Requirements:
Report how many lines in the records hold the string "JSON"; give the number and nothing else.

(Figure dataset records)
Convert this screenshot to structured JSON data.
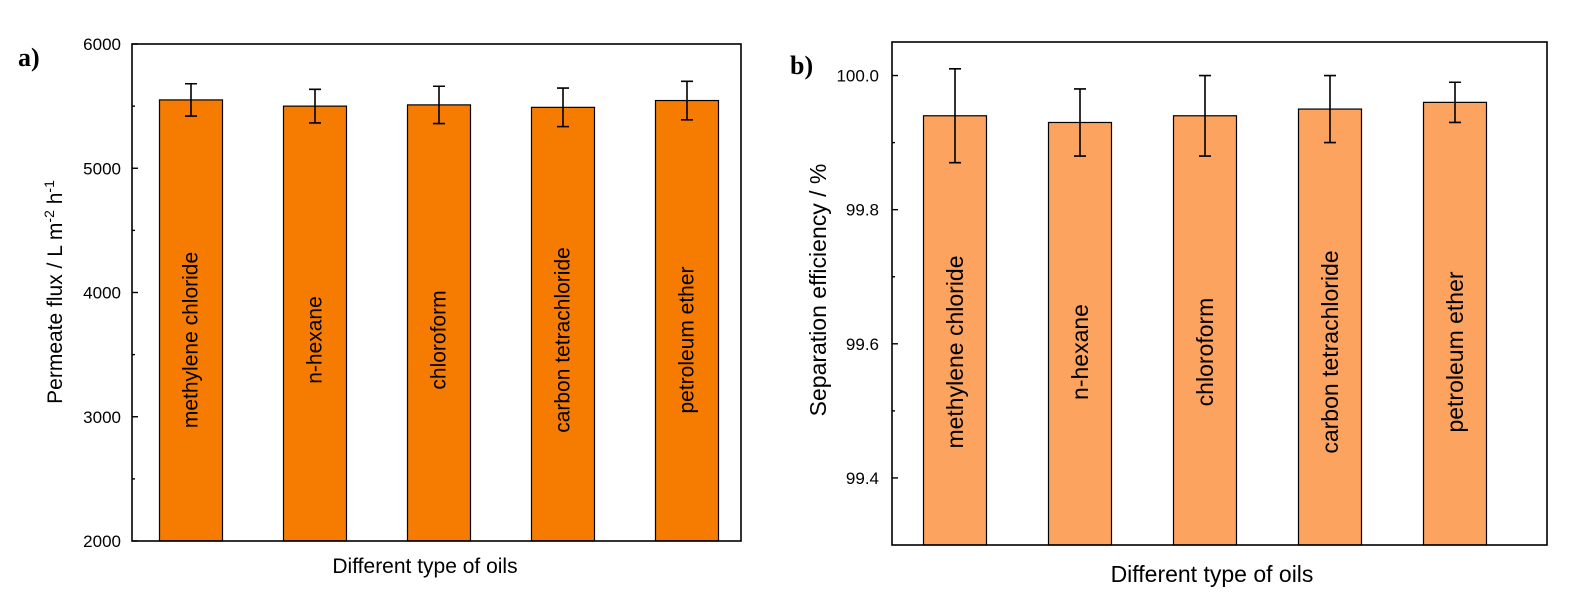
{
  "chart_data": [
    {
      "panel": "a)",
      "type": "bar",
      "categories": [
        "methylene chloride",
        "n-hexane",
        "chloroform",
        "carbon tetrachloride",
        "petroleum ether"
      ],
      "values": [
        5550,
        5500,
        5510,
        5490,
        5545
      ],
      "errors": [
        130,
        135,
        150,
        155,
        155
      ],
      "xlabel": "Different type of oils",
      "ylabel_main": "Permeate flux / L m",
      "ylabel_sup1": "-2",
      "ylabel_mid": " h",
      "ylabel_sup2": "-1",
      "ylim": [
        2000,
        6000
      ],
      "yticks": [
        "2000",
        "3000",
        "4000",
        "5000",
        "6000"
      ],
      "bar_color": "#f57c00"
    },
    {
      "panel": "b)",
      "type": "bar",
      "categories": [
        "methylene chloride",
        "n-hexane",
        "chloroform",
        "carbon tetrachloride",
        "petroleum ether"
      ],
      "values": [
        99.94,
        99.93,
        99.94,
        99.95,
        99.96
      ],
      "errors": [
        0.07,
        0.05,
        0.06,
        0.05,
        0.03
      ],
      "xlabel": "Different type of oils",
      "ylabel": "Separation efficiency / %",
      "ylim": [
        99.3,
        100.05
      ],
      "yticks": [
        "99.4",
        "99.6",
        "99.8",
        "100.0"
      ],
      "bar_color": "#fba35f"
    }
  ]
}
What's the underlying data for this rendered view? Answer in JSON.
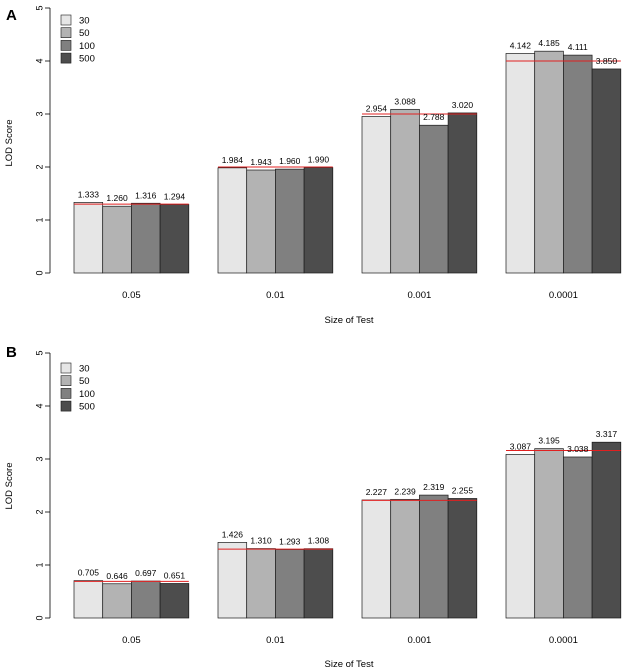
{
  "chart_data": [
    {
      "panel": "A",
      "type": "bar",
      "xlabel": "Size of Test",
      "ylabel": "LOD Score",
      "ylim": [
        0,
        5
      ],
      "yticks": [
        "0",
        "1",
        "2",
        "3",
        "4",
        "5"
      ],
      "categories": [
        "0.05",
        "0.01",
        "0.001",
        "0.0001"
      ],
      "series": [
        {
          "name": "30",
          "color": "#e6e6e6",
          "values": [
            1.333,
            1.984,
            2.954,
            4.142
          ],
          "labels": [
            "1.333",
            "1.984",
            "2.954",
            "4.142"
          ]
        },
        {
          "name": "50",
          "color": "#b3b3b3",
          "values": [
            1.26,
            1.943,
            3.088,
            4.185
          ],
          "labels": [
            "1.260",
            "1.943",
            "3.088",
            "4.185"
          ]
        },
        {
          "name": "100",
          "color": "#808080",
          "values": [
            1.316,
            1.96,
            2.788,
            4.111
          ],
          "labels": [
            "1.316",
            "1.960",
            "2.788",
            "4.111"
          ]
        },
        {
          "name": "500",
          "color": "#4d4d4d",
          "values": [
            1.294,
            1.99,
            3.02,
            3.85
          ],
          "labels": [
            "1.294",
            "1.990",
            "3.020",
            "3.850"
          ]
        }
      ],
      "reference_lines": [
        1.3,
        2.0,
        3.0,
        4.0
      ],
      "reference_color": "#e02020"
    },
    {
      "panel": "B",
      "type": "bar",
      "xlabel": "Size of Test",
      "ylabel": "LOD Score",
      "ylim": [
        0,
        5
      ],
      "yticks": [
        "0",
        "1",
        "2",
        "3",
        "4",
        "5"
      ],
      "categories": [
        "0.05",
        "0.01",
        "0.001",
        "0.0001"
      ],
      "series": [
        {
          "name": "30",
          "color": "#e6e6e6",
          "values": [
            0.705,
            1.426,
            2.227,
            3.087
          ],
          "labels": [
            "0.705",
            "1.426",
            "2.227",
            "3.087"
          ]
        },
        {
          "name": "50",
          "color": "#b3b3b3",
          "values": [
            0.646,
            1.31,
            2.239,
            3.195
          ],
          "labels": [
            "0.646",
            "1.310",
            "2.239",
            "3.195"
          ]
        },
        {
          "name": "100",
          "color": "#808080",
          "values": [
            0.697,
            1.293,
            2.319,
            3.038
          ],
          "labels": [
            "0.697",
            "1.293",
            "2.319",
            "3.038"
          ]
        },
        {
          "name": "500",
          "color": "#4d4d4d",
          "values": [
            0.651,
            1.308,
            2.255,
            3.317
          ],
          "labels": [
            "0.651",
            "1.308",
            "2.255",
            "3.317"
          ]
        }
      ],
      "reference_lines": [
        0.69,
        1.3,
        2.22,
        3.16
      ],
      "reference_color": "#e02020"
    }
  ]
}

Output of the exercise:
2